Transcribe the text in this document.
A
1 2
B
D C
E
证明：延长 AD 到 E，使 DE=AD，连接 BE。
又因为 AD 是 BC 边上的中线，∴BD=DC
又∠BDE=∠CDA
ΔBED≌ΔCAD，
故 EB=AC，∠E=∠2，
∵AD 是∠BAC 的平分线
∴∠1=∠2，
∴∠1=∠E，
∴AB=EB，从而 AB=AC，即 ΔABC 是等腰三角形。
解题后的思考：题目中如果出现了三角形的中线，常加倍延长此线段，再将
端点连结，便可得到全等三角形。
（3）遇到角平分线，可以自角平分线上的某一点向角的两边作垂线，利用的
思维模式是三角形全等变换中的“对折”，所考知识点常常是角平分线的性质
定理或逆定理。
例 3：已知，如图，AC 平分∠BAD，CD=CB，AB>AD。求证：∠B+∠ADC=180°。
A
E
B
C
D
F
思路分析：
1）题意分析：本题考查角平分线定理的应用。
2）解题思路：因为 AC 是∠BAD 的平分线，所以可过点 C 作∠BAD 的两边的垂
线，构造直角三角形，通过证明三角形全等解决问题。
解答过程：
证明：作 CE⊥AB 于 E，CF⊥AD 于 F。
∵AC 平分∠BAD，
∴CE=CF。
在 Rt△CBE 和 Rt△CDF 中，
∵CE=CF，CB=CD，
*****
What the task requires: Using the entries above, please restate each one word for word.

Task result:
Transcribe the text in this document.
A
1 2
B
D C
E
证明：延长 AD 到 E，使 DE=AD，连接 BE。
又因为 AD 是 BC 边上的中线，∴BD=DC
又∠BDE=∠CDA
ΔBED≌ΔCAD，
故 EB=AC，∠E=∠2，
∵AD 是∠BAC 的平分线
∴∠1=∠2，
∴∠1=∠E，
∴AB=EB，从而 AB=AC，即 ΔABC 是等腰三角形。
解题后的思考：题目中如果出现了三角形的中线，常加倍延长此线段，再将
端点连结，便可得到全等三角形。
（3）遇到角平分线，可以自角平分线上的某一点向角的两边作垂线，利用的
思维模式是三角形全等变换中的“对折”，所考知识点常常是角平分线的性质
定理或逆定理。
例 3：已知，如图，AC 平分∠BAD，CD=CB，AB>AD。求证：∠B+∠ADC=180°。
A
E
B
C
D
F
思路分析：
1）题意分析：本题考查角平分线定理的应用。
2）解题思路：因为 AC 是∠BAD 的平分线，所以可过点 C 作∠BAD 的两边的垂
线，构造直角三角形，通过证明三角形全等解决问题。
解答过程：
证明：作 CE⊥AB 于 E，CF⊥AD 于 F。
∵AC 平分∠BAD，
∴CE=CF。
在 Rt△CBE 和 Rt△CDF 中，
∵CE=CF，CB=CD，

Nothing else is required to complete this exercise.